— WORK INSTRUCTIONS —
Copy out every record below, word for word.

— PROVIDED RECORDS —

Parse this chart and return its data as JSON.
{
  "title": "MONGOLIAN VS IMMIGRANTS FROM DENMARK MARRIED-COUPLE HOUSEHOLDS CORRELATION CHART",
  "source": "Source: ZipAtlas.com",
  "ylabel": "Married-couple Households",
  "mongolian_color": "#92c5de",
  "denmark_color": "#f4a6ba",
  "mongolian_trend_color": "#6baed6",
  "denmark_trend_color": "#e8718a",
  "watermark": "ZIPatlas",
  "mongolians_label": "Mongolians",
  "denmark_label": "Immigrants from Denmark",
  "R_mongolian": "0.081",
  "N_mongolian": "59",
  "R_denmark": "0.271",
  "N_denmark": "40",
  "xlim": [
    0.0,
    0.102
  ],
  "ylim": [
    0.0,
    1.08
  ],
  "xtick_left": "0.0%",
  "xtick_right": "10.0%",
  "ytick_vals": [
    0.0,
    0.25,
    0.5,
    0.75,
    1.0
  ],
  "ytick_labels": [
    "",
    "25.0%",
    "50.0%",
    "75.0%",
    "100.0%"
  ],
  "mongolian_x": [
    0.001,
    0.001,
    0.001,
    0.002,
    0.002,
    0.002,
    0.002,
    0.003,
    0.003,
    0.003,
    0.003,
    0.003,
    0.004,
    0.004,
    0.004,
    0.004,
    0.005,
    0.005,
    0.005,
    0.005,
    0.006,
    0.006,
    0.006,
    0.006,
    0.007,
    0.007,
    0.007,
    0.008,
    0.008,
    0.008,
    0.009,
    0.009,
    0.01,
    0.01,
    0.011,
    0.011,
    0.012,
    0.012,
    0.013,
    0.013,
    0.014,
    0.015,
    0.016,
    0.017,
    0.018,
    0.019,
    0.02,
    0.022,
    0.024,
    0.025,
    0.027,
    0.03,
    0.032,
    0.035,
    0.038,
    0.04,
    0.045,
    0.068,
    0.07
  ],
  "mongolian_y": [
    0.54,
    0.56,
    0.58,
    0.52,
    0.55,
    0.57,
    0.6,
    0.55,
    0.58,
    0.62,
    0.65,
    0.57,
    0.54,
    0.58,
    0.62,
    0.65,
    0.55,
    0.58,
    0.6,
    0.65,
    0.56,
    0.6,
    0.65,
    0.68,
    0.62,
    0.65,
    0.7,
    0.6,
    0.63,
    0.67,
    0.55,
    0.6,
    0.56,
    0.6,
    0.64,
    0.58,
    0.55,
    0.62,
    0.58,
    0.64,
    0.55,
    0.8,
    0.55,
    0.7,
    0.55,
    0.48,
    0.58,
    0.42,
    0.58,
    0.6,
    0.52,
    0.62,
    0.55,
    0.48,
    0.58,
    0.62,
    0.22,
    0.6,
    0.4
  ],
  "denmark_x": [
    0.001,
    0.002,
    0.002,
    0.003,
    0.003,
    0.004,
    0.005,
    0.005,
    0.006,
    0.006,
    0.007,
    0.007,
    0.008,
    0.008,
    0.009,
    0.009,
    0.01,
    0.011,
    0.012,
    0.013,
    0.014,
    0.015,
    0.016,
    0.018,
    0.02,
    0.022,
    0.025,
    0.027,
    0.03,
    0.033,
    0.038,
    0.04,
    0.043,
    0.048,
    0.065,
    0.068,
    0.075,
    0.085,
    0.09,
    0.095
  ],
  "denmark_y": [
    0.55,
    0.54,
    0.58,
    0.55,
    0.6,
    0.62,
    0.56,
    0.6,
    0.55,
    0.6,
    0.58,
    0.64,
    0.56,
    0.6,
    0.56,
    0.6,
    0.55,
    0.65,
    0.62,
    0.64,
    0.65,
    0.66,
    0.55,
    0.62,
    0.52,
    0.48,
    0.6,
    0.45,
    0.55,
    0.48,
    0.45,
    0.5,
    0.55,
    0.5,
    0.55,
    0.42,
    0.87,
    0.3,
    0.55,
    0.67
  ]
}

— FINISHED ANSWER —
Parse this chart and return its data as JSON.
{
  "title": "MONGOLIAN VS IMMIGRANTS FROM DENMARK MARRIED-COUPLE HOUSEHOLDS CORRELATION CHART",
  "source": "Source: ZipAtlas.com",
  "ylabel": "Married-couple Households",
  "mongolian_color": "#92c5de",
  "denmark_color": "#f4a6ba",
  "mongolian_trend_color": "#6baed6",
  "denmark_trend_color": "#e8718a",
  "watermark": "ZIPatlas",
  "mongolians_label": "Mongolians",
  "denmark_label": "Immigrants from Denmark",
  "R_mongolian": "0.081",
  "N_mongolian": "59",
  "R_denmark": "0.271",
  "N_denmark": "40",
  "xlim": [
    0.0,
    0.102
  ],
  "ylim": [
    0.0,
    1.08
  ],
  "xtick_left": "0.0%",
  "xtick_right": "10.0%",
  "ytick_vals": [
    0.0,
    0.25,
    0.5,
    0.75,
    1.0
  ],
  "ytick_labels": [
    "",
    "25.0%",
    "50.0%",
    "75.0%",
    "100.0%"
  ],
  "mongolian_x": [
    0.001,
    0.001,
    0.001,
    0.002,
    0.002,
    0.002,
    0.002,
    0.003,
    0.003,
    0.003,
    0.003,
    0.003,
    0.004,
    0.004,
    0.004,
    0.004,
    0.005,
    0.005,
    0.005,
    0.005,
    0.006,
    0.006,
    0.006,
    0.006,
    0.007,
    0.007,
    0.007,
    0.008,
    0.008,
    0.008,
    0.009,
    0.009,
    0.01,
    0.01,
    0.011,
    0.011,
    0.012,
    0.012,
    0.013,
    0.013,
    0.014,
    0.015,
    0.016,
    0.017,
    0.018,
    0.019,
    0.02,
    0.022,
    0.024,
    0.025,
    0.027,
    0.03,
    0.032,
    0.035,
    0.038,
    0.04,
    0.045,
    0.068,
    0.07
  ],
  "mongolian_y": [
    0.54,
    0.56,
    0.58,
    0.52,
    0.55,
    0.57,
    0.6,
    0.55,
    0.58,
    0.62,
    0.65,
    0.57,
    0.54,
    0.58,
    0.62,
    0.65,
    0.55,
    0.58,
    0.6,
    0.65,
    0.56,
    0.6,
    0.65,
    0.68,
    0.62,
    0.65,
    0.7,
    0.6,
    0.63,
    0.67,
    0.55,
    0.6,
    0.56,
    0.6,
    0.64,
    0.58,
    0.55,
    0.62,
    0.58,
    0.64,
    0.55,
    0.8,
    0.55,
    0.7,
    0.55,
    0.48,
    0.58,
    0.42,
    0.58,
    0.6,
    0.52,
    0.62,
    0.55,
    0.48,
    0.58,
    0.62,
    0.22,
    0.6,
    0.4
  ],
  "denmark_x": [
    0.001,
    0.002,
    0.002,
    0.003,
    0.003,
    0.004,
    0.005,
    0.005,
    0.006,
    0.006,
    0.007,
    0.007,
    0.008,
    0.008,
    0.009,
    0.009,
    0.01,
    0.011,
    0.012,
    0.013,
    0.014,
    0.015,
    0.016,
    0.018,
    0.02,
    0.022,
    0.025,
    0.027,
    0.03,
    0.033,
    0.038,
    0.04,
    0.043,
    0.048,
    0.065,
    0.068,
    0.075,
    0.085,
    0.09,
    0.095
  ],
  "denmark_y": [
    0.55,
    0.54,
    0.58,
    0.55,
    0.6,
    0.62,
    0.56,
    0.6,
    0.55,
    0.6,
    0.58,
    0.64,
    0.56,
    0.6,
    0.56,
    0.6,
    0.55,
    0.65,
    0.62,
    0.64,
    0.65,
    0.66,
    0.55,
    0.62,
    0.52,
    0.48,
    0.6,
    0.45,
    0.55,
    0.48,
    0.45,
    0.5,
    0.55,
    0.5,
    0.55,
    0.42,
    0.87,
    0.3,
    0.55,
    0.67
  ]
}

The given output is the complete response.